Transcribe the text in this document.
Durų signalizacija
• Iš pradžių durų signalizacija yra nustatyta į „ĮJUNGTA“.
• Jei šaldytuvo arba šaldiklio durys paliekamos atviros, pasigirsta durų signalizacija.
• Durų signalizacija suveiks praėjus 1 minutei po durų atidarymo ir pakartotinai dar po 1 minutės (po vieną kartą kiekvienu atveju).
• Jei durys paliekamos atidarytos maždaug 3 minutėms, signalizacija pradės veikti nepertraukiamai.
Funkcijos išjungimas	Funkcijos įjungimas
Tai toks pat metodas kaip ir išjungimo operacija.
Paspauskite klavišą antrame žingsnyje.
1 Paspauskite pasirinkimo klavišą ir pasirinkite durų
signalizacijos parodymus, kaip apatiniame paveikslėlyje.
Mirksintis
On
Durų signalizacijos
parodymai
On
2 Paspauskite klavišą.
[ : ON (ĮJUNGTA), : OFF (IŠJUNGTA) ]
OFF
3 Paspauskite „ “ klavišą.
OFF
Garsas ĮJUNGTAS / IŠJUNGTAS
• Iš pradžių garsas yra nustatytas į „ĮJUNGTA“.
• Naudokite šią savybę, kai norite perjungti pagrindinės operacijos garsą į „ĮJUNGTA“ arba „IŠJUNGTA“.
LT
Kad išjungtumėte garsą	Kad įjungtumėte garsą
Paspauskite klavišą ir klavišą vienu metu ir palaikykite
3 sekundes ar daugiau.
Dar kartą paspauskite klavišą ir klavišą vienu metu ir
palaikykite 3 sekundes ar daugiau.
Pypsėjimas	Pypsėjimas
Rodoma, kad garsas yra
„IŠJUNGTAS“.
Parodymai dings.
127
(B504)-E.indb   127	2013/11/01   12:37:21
====================
**The problem**
Please repeat the material above, word for word and in full.

**Correct answer**
Transcribe the text in this document.
Durų signalizacija
• Iš pradžių durų signalizacija yra nustatyta į „ĮJUNGTA“.
• Jei šaldytuvo arba šaldiklio durys paliekamos atviros, pasigirsta durų signalizacija.
• Durų signalizacija suveiks praėjus 1 minutei po durų atidarymo ir pakartotinai dar po 1 minutės (po vieną kartą kiekvienu atveju).
• Jei durys paliekamos atidarytos maždaug 3 minutėms, signalizacija pradės veikti nepertraukiamai.
Funkcijos išjungimas	Funkcijos įjungimas
Tai toks pat metodas kaip ir išjungimo operacija.
Paspauskite klavišą antrame žingsnyje.
1 Paspauskite pasirinkimo klavišą ir pasirinkite durų
signalizacijos parodymus, kaip apatiniame paveikslėlyje.
Mirksintis
On
Durų signalizacijos
parodymai
On
2 Paspauskite klavišą.
[ : ON (ĮJUNGTA), : OFF (IŠJUNGTA) ]
OFF
3 Paspauskite „ “ klavišą.
OFF
Garsas ĮJUNGTAS / IŠJUNGTAS
• Iš pradžių garsas yra nustatytas į „ĮJUNGTA“.
• Naudokite šią savybę, kai norite perjungti pagrindinės operacijos garsą į „ĮJUNGTA“ arba „IŠJUNGTA“.
LT
Kad išjungtumėte garsą	Kad įjungtumėte garsą
Paspauskite klavišą ir klavišą vienu metu ir palaikykite
3 sekundes ar daugiau.
Dar kartą paspauskite klavišą ir klavišą vienu metu ir
palaikykite 3 sekundes ar daugiau.
Pypsėjimas	Pypsėjimas
Rodoma, kad garsas yra
„IŠJUNGTAS“.
Parodymai dings.
127
(B504)-E.indb   127	2013/11/01   12:37:21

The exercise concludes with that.